- **JOB**:
Every record below should be written out exactly; pictures stay out.

— Start —

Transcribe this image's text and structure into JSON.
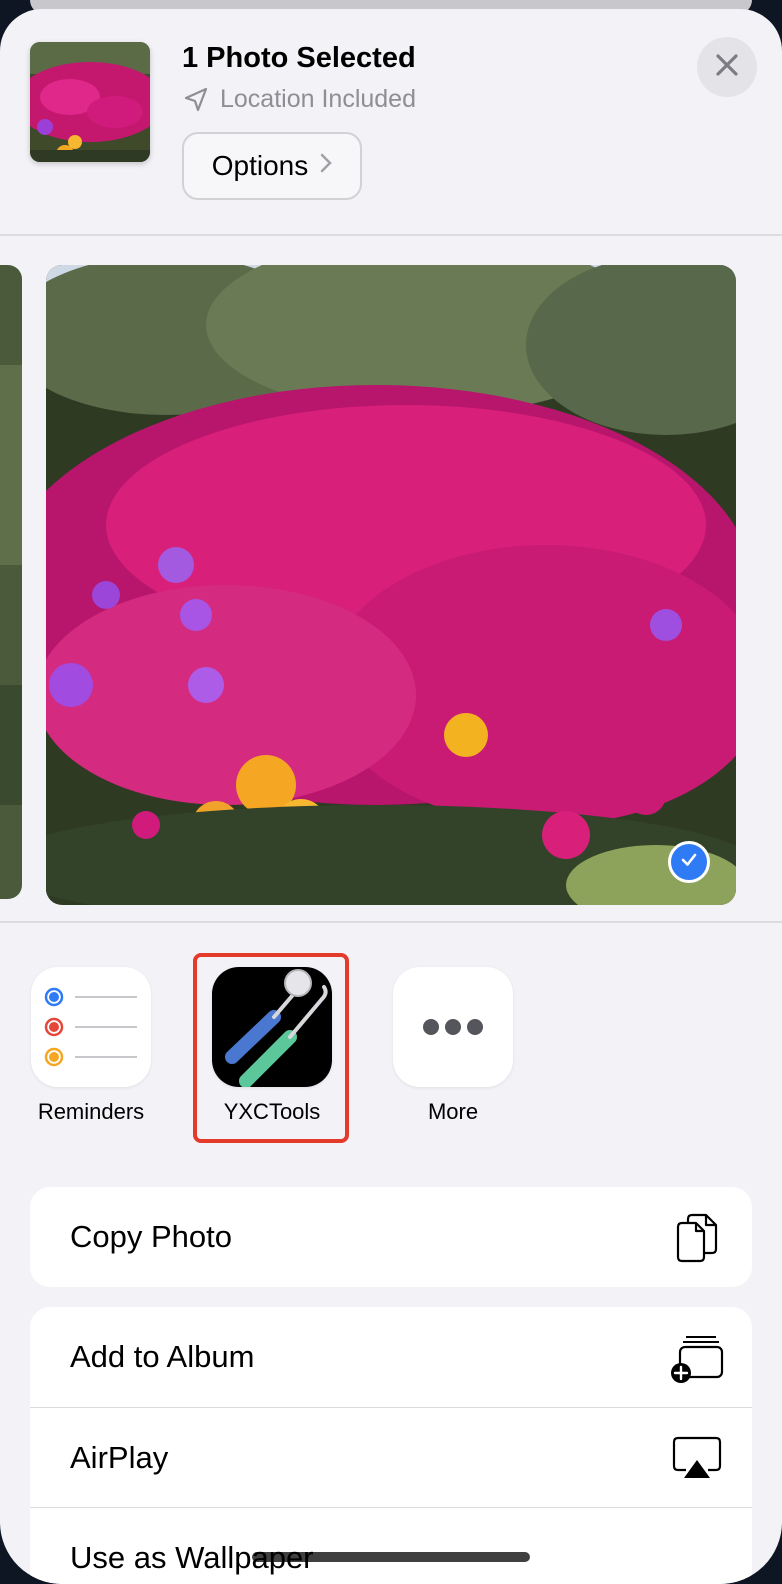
{
  "header": {
    "title": "1 Photo Selected",
    "location": "Location Included",
    "options_label": "Options"
  },
  "share_apps": [
    {
      "label": "Reminders"
    },
    {
      "label": "YXCTools"
    },
    {
      "label": "More"
    }
  ],
  "actions": {
    "copy_photo": "Copy Photo",
    "add_to_album": "Add to Album",
    "airplay": "AirPlay",
    "use_as_wallpaper": "Use as Wallpaper"
  },
  "colors": {
    "accent_blue": "#2f7bf5",
    "highlight_red": "#e33a2a",
    "flower_magenta": "#d81f7a"
  }
}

— End —

- **RESULT OF THE TASK**:
Transcribe this image's text and structure into JSON.
{
  "header": {
    "title": "1 Photo Selected",
    "location": "Location Included",
    "options_label": "Options"
  },
  "share_apps": [
    {
      "label": "Reminders"
    },
    {
      "label": "YXCTools"
    },
    {
      "label": "More"
    }
  ],
  "actions": {
    "copy_photo": "Copy Photo",
    "add_to_album": "Add to Album",
    "airplay": "AirPlay",
    "use_as_wallpaper": "Use as Wallpaper"
  },
  "colors": {
    "accent_blue": "#2f7bf5",
    "highlight_red": "#e33a2a",
    "flower_magenta": "#d81f7a"
  }
}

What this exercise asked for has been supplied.